SET EXERCISE
Find the lines holding "needed" and copy them.

THE RECORDS
--

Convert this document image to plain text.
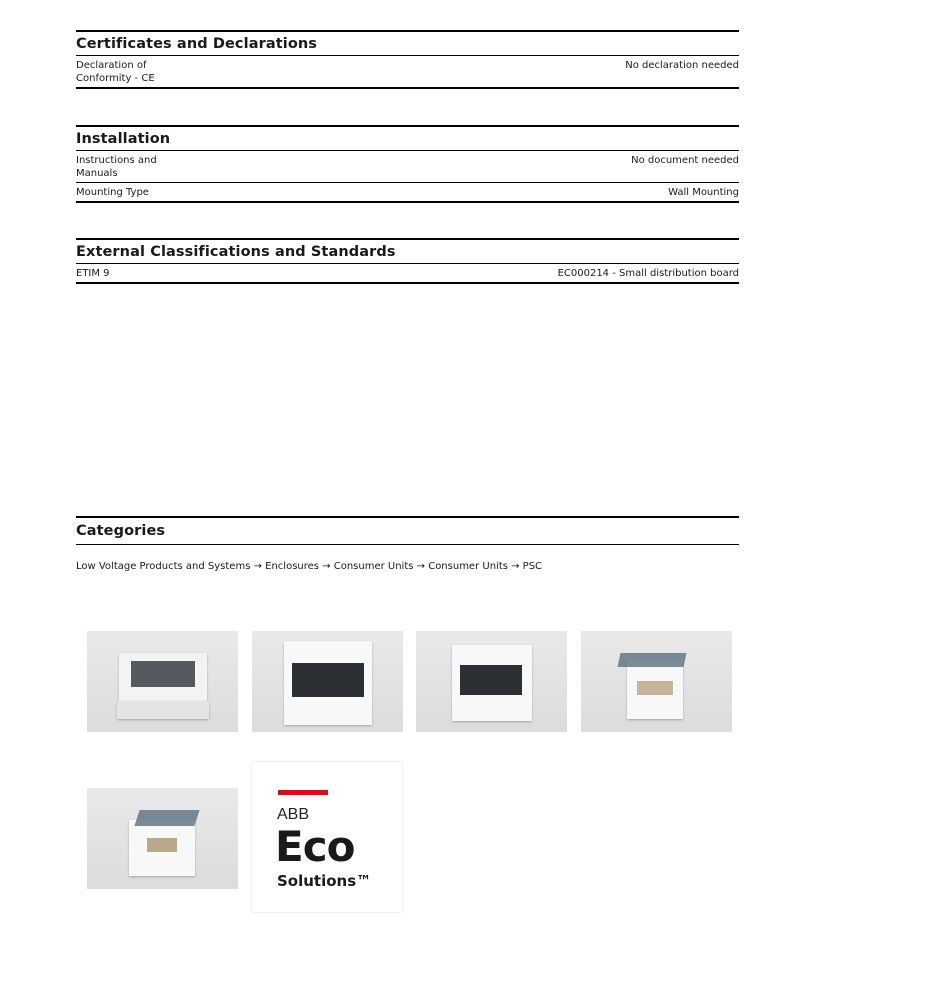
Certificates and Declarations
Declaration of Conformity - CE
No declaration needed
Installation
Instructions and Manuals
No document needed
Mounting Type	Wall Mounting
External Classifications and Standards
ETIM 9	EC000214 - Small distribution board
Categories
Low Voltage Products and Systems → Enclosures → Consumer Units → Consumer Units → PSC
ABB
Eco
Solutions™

--

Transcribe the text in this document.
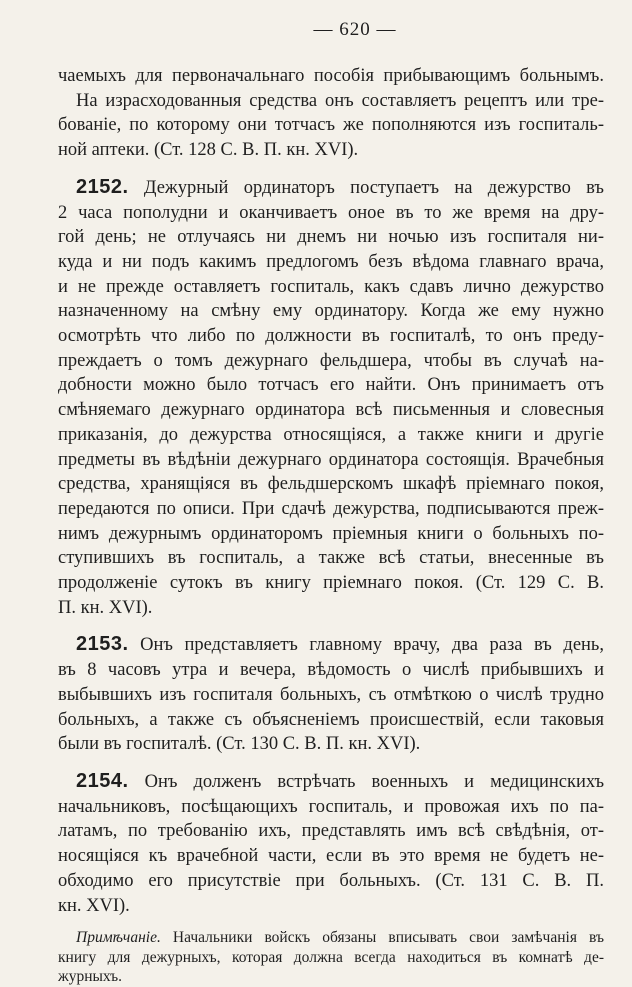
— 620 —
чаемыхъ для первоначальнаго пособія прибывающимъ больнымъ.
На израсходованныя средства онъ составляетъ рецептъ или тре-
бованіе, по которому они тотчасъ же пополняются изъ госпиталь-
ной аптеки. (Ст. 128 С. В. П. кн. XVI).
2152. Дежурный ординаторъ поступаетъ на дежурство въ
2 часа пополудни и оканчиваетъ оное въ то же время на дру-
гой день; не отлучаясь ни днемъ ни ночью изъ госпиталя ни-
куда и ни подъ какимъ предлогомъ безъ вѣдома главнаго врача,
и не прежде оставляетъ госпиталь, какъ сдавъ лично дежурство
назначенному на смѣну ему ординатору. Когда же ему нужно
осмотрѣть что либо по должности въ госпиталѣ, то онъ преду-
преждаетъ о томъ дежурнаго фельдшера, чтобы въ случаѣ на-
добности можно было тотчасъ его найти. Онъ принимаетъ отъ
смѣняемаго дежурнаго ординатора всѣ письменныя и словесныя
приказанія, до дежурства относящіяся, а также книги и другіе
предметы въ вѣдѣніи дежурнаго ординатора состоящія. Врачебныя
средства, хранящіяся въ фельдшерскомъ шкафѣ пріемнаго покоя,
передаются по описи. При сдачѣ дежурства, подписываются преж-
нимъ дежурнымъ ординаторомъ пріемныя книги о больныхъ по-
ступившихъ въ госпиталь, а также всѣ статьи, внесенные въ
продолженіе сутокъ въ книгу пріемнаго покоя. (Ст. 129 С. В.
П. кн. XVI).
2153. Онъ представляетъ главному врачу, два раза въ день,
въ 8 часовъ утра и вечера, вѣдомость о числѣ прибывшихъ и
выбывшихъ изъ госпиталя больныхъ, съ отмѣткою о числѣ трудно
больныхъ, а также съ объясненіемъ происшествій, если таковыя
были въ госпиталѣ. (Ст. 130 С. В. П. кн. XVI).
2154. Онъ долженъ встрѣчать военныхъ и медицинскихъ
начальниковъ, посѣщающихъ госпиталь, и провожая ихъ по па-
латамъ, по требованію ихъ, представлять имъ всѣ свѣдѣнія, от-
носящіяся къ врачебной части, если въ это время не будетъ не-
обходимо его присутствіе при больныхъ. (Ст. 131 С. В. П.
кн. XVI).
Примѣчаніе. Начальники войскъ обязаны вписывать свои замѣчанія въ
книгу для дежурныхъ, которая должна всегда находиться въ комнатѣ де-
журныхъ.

--

ANSWER FOR THIS EXERCISE
No declaration needed
No document needed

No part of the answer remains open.